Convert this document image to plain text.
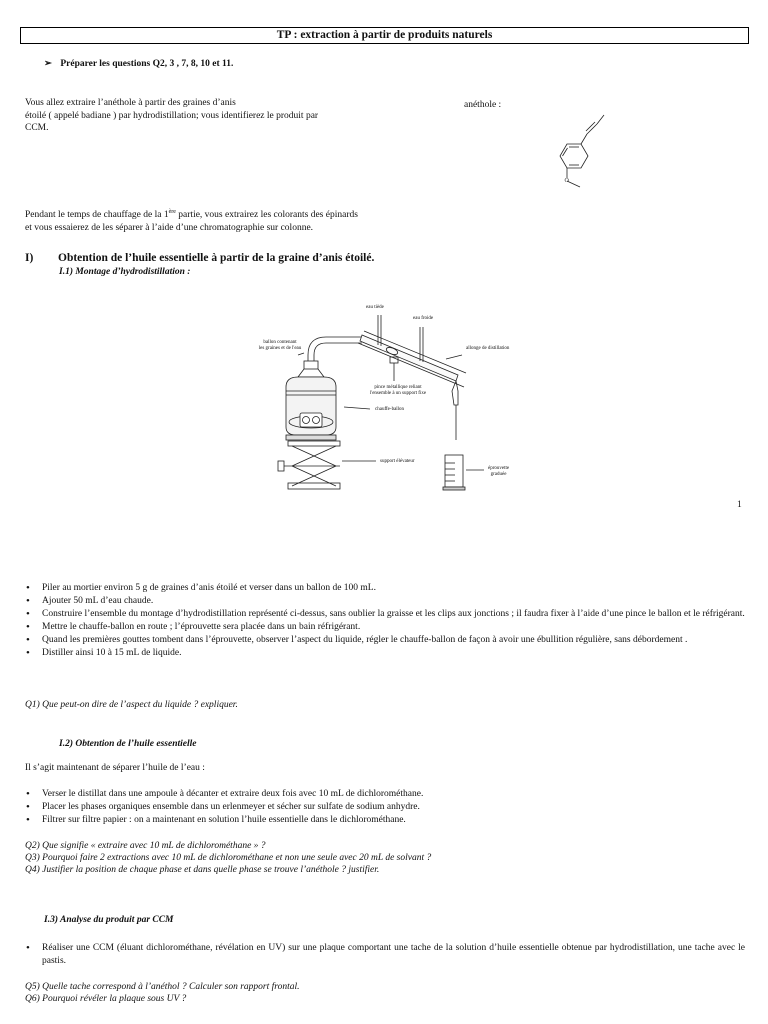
TP : extraction à partir de produits naturels
➢ Préparer les questions Q2, 3 , 7, 8, 10 et 11.
Vous allez extraire l’anéthole à partir des graines d’anis
étoilé ( appelé badiane ) par hydrodistillation; vous identifierez le produit par
CCM.
anéthole :
O
Pendant le temps de chauffage de la 1ère partie, vous extrairez les colorants des épinards
et vous essaierez de les séparer à l’aide d’une chromatographie sur colonne.
I) Obtention de l’huile essentielle à partir de la graine d’anis étoilé.
I.1) Montage d’hydrodistillation :
eau tiède
eau froide
ballon contenant
les graines et de l'eau	allonge de distillation
pince métallique reliant
l'ensemble à un support fixe
chauffe-ballon
support élévateur
éprouvette
graduée
1
• Piler au mortier environ 5 g de graines d’anis étoilé et verser dans un ballon de 100 mL.
• Ajouter 50 mL d’eau chaude.
• Construire l’ensemble du montage d’hydrodistillation représenté ci-dessus, sans oublier la graisse et les clips aux jonctions ; il faudra fixer à l’aide d’une pince le ballon et le réfrigérant.
• Mettre le chauffe-ballon en route ; l’éprouvette sera placée dans un bain réfrigérant.
• Quand les premières gouttes tombent dans l’éprouvette, observer l’aspect du liquide, régler le chauffe-ballon de façon à avoir une ébullition régulière, sans débordement .
• Distiller ainsi 10 à 15 mL de liquide.
Q1) Que peut-on dire de l’aspect du liquide ? expliquer.
I.2) Obtention de l’huile essentielle
Il s’agit maintenant de séparer l’huile de l’eau :
• Verser le distillat dans une ampoule à décanter et extraire deux fois avec 10 mL de dichlorométhane.
• Placer les phases organiques ensemble dans un erlenmeyer et sécher sur sulfate de sodium anhydre.
• Filtrer sur filtre papier : on a maintenant en solution l’huile essentielle dans le dichlorométhane.
Q2) Que signifie « extraire avec 10 mL de dichlorométhane » ?
Q3) Pourquoi faire 2 extractions avec 10 mL de dichlorométhane et non une seule avec 20 mL de solvant ?
Q4) Justifier la position de chaque phase et dans quelle phase se trouve l’anéthole ? justifier.
I.3) Analyse du produit par CCM
• Réaliser une CCM (éluant dichlorométhane, révélation en UV) sur une plaque comportant une tache de la solution d’huile essentielle obtenue par hydrodistillation, une tache avec le pastis.
Q5) Quelle tache correspond à l’anéthol ? Calculer son rapport frontal.
Q6) Pourquoi révéler la plaque sous UV ?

_ _ _ _ _ _ _

Each line in the entries above that includes the string "aspect" should be extracted.

» **SOLUTION**:
• Quand les premières gouttes tombent dans l’éprouvette, observer l’aspect du liquide, régler le chauffe-ballon de façon à avoir une ébullition régulière, sans débordement .
Q1) Que peut-on dire de l’aspect du liquide ? expliquer.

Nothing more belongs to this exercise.